> **REQUIREMENTS**: Gather from the material every line that contains the string "единиц".

— begin DATASET RECORDS —

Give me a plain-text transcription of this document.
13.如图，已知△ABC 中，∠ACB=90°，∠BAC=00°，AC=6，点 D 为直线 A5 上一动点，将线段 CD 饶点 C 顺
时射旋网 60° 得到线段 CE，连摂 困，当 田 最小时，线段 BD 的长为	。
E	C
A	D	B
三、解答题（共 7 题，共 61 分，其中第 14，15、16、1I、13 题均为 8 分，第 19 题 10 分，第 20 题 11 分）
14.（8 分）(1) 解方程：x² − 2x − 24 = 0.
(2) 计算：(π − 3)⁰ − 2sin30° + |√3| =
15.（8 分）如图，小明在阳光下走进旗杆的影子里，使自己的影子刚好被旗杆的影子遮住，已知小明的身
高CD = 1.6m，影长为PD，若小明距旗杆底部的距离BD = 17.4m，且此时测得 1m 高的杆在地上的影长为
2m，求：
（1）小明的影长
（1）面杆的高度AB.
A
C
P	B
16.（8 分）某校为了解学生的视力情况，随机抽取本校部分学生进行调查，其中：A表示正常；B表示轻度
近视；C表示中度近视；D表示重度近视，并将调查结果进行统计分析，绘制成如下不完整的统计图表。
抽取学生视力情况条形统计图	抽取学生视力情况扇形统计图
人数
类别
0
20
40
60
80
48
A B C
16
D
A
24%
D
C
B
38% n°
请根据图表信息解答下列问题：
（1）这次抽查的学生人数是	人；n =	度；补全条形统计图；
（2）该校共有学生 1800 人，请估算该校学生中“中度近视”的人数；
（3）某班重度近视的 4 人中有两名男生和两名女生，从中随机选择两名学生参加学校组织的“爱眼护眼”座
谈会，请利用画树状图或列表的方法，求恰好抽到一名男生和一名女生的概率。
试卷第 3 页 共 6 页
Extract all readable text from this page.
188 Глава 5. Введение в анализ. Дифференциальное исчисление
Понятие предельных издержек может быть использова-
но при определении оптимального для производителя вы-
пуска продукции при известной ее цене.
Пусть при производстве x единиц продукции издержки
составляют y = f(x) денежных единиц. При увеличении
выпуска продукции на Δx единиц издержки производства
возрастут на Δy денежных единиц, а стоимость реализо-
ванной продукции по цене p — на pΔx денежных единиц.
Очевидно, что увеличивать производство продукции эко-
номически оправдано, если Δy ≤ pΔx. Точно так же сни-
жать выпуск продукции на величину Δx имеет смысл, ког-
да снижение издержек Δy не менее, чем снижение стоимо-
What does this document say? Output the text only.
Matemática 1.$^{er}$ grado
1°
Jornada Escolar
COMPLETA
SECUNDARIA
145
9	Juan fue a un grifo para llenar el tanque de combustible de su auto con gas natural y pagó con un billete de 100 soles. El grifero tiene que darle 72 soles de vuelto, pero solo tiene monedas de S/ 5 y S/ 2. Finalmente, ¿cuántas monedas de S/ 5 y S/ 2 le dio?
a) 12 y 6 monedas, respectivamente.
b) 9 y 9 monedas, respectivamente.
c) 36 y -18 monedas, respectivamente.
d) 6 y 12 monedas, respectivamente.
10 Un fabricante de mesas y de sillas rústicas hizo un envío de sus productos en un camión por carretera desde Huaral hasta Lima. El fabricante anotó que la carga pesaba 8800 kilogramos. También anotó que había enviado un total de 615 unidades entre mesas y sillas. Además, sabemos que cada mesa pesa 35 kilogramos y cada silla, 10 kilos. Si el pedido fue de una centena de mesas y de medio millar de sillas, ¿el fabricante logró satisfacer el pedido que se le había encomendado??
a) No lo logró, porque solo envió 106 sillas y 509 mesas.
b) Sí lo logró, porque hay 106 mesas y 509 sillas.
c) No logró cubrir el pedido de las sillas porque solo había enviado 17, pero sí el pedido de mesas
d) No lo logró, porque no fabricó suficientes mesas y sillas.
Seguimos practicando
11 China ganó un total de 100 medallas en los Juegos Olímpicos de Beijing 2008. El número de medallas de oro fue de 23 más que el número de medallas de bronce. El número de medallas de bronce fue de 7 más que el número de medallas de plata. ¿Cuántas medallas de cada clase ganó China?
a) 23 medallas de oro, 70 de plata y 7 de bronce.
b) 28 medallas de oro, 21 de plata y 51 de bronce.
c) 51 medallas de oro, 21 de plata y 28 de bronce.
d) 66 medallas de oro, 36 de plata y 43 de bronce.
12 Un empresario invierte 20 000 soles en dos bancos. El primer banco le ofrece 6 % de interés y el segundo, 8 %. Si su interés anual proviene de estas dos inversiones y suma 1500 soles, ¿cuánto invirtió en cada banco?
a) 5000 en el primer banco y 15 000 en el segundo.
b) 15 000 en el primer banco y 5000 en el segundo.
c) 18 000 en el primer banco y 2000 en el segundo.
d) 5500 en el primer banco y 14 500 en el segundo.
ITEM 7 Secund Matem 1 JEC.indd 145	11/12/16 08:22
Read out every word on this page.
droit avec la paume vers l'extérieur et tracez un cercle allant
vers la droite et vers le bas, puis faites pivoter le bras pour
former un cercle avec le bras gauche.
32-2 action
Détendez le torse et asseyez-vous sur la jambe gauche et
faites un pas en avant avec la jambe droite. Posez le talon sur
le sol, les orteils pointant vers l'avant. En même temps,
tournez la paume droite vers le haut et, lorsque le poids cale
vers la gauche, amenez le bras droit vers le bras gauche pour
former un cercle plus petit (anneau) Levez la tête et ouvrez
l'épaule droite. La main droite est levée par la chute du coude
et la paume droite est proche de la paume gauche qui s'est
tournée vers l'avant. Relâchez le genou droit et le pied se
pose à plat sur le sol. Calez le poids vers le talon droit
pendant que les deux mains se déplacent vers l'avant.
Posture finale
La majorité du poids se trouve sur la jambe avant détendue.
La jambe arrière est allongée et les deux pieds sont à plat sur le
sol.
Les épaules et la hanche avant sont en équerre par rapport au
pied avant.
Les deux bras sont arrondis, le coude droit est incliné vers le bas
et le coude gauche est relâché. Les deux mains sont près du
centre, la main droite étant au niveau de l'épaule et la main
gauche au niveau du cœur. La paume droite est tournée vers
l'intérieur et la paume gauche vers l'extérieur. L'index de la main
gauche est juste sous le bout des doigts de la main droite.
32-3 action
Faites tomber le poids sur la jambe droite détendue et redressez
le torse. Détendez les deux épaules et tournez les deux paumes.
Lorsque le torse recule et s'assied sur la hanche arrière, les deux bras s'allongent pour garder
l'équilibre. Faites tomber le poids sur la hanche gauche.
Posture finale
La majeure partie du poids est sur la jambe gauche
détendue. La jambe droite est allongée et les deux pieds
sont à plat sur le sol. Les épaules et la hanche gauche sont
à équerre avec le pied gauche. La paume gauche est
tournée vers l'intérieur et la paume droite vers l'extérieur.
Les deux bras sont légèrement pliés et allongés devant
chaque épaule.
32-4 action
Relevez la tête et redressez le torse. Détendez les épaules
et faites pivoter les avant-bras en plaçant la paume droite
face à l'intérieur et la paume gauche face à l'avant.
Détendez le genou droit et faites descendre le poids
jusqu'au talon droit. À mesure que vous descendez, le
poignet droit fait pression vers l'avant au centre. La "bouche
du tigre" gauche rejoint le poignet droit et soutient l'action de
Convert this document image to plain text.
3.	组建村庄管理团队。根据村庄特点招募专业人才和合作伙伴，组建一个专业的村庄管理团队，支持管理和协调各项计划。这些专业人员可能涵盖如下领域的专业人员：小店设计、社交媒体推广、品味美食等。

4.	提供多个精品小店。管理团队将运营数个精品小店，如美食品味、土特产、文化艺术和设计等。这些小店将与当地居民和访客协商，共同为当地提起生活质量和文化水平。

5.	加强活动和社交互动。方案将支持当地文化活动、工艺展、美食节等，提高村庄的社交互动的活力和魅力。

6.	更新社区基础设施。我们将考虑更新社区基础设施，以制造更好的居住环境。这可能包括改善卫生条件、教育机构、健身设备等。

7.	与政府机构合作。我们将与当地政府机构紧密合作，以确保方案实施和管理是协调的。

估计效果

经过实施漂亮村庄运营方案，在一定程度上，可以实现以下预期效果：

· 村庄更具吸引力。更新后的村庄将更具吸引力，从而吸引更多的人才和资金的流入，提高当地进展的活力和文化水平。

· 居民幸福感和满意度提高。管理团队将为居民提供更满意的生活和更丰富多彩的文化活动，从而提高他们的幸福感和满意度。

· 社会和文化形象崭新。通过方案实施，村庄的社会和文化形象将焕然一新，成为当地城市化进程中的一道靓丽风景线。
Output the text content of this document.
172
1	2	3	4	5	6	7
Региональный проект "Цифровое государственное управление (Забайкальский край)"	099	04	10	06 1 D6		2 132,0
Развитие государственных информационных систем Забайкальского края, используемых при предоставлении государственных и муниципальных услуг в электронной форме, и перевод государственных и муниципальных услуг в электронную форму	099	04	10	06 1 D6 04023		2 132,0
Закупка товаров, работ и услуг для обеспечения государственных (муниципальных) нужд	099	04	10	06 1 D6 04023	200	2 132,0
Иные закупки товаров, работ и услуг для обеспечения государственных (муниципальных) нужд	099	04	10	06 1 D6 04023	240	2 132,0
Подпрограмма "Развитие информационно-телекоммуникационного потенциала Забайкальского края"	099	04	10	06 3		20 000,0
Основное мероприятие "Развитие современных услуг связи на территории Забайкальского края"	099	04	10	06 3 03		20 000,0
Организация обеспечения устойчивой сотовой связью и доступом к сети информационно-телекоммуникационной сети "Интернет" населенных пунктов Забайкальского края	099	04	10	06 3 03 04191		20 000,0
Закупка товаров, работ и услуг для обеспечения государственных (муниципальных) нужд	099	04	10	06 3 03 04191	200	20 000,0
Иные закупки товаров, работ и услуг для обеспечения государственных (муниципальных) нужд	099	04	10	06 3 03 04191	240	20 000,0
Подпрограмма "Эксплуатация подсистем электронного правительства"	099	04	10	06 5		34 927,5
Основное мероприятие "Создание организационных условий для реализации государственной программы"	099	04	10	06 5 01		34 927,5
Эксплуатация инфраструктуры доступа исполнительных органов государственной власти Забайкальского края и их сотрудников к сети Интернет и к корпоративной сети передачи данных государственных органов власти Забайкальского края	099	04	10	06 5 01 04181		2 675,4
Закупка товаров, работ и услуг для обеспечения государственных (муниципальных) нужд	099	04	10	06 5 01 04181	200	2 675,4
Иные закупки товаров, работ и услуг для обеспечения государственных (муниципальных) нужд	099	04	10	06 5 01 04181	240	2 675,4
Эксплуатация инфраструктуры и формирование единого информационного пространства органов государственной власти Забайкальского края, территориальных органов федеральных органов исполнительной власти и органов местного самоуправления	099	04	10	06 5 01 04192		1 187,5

— end DATASET RECORDS —

> **ANSWER**:
Пусть при производстве x единиц продукции издержки
составляют y = f(x) денежных единиц. При увеличении
выпуска продукции на Δx единиц издержки производства
возрастут на Δy денежных единиц, а стоимость реализо-
ванной продукции по цене p — на pΔx денежных единиц.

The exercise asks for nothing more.